* **Aim of the task**
Filter the data for lines with the word "limestone", then copy every line so identified.

[start Records shown]

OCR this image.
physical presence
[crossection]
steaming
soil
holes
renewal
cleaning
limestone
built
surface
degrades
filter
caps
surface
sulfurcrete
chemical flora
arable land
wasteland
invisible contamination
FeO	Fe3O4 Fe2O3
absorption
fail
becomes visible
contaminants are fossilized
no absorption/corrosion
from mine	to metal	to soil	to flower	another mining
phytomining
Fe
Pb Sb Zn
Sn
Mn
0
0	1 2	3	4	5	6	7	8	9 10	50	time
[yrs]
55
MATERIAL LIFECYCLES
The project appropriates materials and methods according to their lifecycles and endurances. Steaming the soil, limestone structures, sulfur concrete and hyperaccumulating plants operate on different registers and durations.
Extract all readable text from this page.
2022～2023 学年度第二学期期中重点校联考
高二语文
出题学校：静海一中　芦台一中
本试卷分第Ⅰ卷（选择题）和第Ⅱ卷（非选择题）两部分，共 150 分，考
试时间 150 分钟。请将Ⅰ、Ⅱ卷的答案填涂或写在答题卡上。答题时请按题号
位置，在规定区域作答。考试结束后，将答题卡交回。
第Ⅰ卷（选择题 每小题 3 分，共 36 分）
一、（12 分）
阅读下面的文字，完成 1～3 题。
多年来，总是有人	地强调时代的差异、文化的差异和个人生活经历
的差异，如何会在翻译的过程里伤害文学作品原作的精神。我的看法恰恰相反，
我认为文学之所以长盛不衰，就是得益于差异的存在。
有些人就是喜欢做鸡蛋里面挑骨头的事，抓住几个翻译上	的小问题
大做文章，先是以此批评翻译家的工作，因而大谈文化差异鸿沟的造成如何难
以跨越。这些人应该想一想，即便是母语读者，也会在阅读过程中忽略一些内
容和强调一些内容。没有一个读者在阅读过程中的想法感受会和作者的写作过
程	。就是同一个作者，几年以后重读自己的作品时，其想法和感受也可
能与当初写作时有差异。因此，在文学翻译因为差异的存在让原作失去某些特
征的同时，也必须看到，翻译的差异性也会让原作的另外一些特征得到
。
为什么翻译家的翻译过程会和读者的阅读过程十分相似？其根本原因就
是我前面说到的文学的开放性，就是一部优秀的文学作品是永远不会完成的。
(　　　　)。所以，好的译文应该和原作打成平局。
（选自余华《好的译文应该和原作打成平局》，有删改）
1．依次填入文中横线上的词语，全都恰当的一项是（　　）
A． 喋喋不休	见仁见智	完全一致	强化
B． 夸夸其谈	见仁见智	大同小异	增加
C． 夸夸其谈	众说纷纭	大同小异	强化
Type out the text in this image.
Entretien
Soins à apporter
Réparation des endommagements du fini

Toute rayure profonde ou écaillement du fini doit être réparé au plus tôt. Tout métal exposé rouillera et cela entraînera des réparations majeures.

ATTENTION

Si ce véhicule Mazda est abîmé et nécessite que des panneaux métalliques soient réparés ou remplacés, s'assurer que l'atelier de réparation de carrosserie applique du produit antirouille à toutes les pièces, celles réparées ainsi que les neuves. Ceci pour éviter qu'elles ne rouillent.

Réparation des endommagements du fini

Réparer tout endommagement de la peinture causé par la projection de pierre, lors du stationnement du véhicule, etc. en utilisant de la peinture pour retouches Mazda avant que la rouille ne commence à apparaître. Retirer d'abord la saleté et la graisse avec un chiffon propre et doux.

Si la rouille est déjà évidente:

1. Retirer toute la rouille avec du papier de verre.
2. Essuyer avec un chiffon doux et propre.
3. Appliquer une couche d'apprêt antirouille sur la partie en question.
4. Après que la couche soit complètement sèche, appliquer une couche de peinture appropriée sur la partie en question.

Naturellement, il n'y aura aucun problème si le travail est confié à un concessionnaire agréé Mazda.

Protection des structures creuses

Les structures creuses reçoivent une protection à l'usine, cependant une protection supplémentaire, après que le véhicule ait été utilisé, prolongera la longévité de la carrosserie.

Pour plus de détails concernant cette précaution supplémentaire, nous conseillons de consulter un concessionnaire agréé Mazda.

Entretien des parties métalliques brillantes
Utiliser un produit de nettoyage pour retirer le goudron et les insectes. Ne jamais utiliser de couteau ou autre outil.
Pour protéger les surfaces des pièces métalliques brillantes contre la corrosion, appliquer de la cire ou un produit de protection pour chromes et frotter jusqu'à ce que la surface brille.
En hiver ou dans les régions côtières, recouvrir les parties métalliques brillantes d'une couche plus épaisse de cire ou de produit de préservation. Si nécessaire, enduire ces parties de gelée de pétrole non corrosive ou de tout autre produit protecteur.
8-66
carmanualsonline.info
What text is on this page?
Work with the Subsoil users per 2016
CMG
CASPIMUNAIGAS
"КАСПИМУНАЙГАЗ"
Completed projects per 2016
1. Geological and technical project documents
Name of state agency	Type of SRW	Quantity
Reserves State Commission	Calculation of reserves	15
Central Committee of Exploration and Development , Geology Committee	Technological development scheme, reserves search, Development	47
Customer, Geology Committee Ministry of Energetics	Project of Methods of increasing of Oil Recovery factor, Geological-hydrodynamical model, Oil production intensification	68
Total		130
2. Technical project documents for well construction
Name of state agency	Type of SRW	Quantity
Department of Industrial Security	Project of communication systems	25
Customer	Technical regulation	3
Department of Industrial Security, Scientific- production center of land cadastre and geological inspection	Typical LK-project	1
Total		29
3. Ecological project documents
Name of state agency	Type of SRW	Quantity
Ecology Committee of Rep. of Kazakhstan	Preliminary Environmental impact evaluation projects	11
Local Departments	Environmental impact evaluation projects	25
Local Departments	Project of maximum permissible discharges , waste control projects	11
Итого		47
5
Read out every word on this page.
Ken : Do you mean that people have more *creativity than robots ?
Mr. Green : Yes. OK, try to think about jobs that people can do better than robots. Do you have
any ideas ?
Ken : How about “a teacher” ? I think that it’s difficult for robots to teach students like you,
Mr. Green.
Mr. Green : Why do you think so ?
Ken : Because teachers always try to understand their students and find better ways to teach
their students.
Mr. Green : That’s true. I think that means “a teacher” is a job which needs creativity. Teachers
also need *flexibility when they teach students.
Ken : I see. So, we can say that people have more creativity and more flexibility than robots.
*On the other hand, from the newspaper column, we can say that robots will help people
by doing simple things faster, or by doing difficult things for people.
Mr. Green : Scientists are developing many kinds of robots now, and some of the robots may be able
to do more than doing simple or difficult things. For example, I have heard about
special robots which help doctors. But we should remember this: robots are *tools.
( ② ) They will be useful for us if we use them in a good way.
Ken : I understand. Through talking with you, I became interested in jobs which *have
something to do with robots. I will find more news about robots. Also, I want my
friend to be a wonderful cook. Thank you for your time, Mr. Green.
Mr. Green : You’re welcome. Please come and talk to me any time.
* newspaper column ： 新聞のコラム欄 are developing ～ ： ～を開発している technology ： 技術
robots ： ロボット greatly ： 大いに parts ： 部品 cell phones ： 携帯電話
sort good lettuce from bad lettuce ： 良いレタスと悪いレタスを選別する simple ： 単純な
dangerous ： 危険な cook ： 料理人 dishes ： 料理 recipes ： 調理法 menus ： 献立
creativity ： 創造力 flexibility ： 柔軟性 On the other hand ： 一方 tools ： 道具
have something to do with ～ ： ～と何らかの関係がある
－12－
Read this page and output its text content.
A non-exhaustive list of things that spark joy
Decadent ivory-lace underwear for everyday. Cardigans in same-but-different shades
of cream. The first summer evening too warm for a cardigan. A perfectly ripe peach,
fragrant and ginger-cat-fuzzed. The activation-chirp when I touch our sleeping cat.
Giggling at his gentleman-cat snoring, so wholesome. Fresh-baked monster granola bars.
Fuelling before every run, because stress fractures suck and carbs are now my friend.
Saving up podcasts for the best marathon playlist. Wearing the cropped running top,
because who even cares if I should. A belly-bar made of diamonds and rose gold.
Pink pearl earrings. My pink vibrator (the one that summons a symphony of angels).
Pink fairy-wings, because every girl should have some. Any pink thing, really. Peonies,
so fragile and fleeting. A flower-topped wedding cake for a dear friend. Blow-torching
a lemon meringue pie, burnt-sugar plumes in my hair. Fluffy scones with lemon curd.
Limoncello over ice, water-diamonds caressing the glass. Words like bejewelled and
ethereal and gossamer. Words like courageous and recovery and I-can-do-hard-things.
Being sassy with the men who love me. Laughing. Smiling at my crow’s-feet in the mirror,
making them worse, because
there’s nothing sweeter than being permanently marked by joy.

[end Records shown]

* **Correct output**
limestone
The project appropriates materials and methods according to their lifecycles and endurances. Steaming the soil, limestone structures, sulfur concrete and hyperaccumulating plants operate on different registers and durations.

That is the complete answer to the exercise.